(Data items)
^^^^^^^^

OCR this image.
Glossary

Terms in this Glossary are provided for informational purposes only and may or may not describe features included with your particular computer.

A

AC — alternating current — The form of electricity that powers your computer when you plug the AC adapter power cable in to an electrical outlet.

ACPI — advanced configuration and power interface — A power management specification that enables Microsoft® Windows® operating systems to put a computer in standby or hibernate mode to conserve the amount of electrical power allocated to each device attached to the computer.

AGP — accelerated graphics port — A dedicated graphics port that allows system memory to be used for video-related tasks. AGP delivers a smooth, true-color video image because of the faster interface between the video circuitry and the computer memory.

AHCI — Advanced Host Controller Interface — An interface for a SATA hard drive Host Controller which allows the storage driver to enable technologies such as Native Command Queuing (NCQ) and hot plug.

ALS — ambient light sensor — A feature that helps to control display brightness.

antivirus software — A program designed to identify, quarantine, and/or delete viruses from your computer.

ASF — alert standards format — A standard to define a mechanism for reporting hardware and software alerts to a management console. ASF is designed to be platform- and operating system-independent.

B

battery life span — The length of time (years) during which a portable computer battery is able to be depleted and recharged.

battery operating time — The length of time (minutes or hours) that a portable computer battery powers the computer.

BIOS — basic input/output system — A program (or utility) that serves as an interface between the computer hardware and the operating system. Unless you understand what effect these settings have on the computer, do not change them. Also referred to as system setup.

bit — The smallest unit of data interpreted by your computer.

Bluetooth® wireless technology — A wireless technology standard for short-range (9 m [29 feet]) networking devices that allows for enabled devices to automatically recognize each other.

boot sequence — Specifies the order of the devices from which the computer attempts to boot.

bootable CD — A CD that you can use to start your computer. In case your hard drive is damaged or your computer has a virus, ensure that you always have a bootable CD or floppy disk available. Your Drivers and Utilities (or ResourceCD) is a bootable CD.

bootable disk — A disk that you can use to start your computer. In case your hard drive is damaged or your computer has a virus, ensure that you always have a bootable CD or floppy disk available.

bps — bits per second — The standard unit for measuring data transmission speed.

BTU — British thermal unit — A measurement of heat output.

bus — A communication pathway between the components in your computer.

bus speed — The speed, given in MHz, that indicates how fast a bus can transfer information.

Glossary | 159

^^^^^^^^

## What you will do
Could you output each line above exactly as it was given?

## Task response
OCR this image.
Glossary

Terms in this Glossary are provided for informational purposes only and may or may not describe features included with your particular computer.

A

AC — alternating current — The form of electricity that powers your computer when you plug the AC adapter power cable in to an electrical outlet.

ACPI — advanced configuration and power interface — A power management specification that enables Microsoft® Windows® operating systems to put a computer in standby or hibernate mode to conserve the amount of electrical power allocated to each device attached to the computer.

AGP — accelerated graphics port — A dedicated graphics port that allows system memory to be used for video-related tasks. AGP delivers a smooth, true-color video image because of the faster interface between the video circuitry and the computer memory.

AHCI — Advanced Host Controller Interface — An interface for a SATA hard drive Host Controller which allows the storage driver to enable technologies such as Native Command Queuing (NCQ) and hot plug.

ALS — ambient light sensor — A feature that helps to control display brightness.

antivirus software — A program designed to identify, quarantine, and/or delete viruses from your computer.

ASF — alert standards format — A standard to define a mechanism for reporting hardware and software alerts to a management console. ASF is designed to be platform- and operating system-independent.

B

battery life span — The length of time (years) during which a portable computer battery is able to be depleted and recharged.

battery operating time — The length of time (minutes or hours) that a portable computer battery powers the computer.

BIOS — basic input/output system — A program (or utility) that serves as an interface between the computer hardware and the operating system. Unless you understand what effect these settings have on the computer, do not change them. Also referred to as system setup.

bit — The smallest unit of data interpreted by your computer.

Bluetooth® wireless technology — A wireless technology standard for short-range (9 m [29 feet]) networking devices that allows for enabled devices to automatically recognize each other.

boot sequence — Specifies the order of the devices from which the computer attempts to boot.

bootable CD — A CD that you can use to start your computer. In case your hard drive is damaged or your computer has a virus, ensure that you always have a bootable CD or floppy disk available. Your Drivers and Utilities (or ResourceCD) is a bootable CD.

bootable disk — A disk that you can use to start your computer. In case your hard drive is damaged or your computer has a virus, ensure that you always have a bootable CD or floppy disk available.

bps — bits per second — The standard unit for measuring data transmission speed.

BTU — British thermal unit — A measurement of heat output.

bus — A communication pathway between the components in your computer.

bus speed — The speed, given in MHz, that indicates how fast a bus can transfer information.

Glossary | 159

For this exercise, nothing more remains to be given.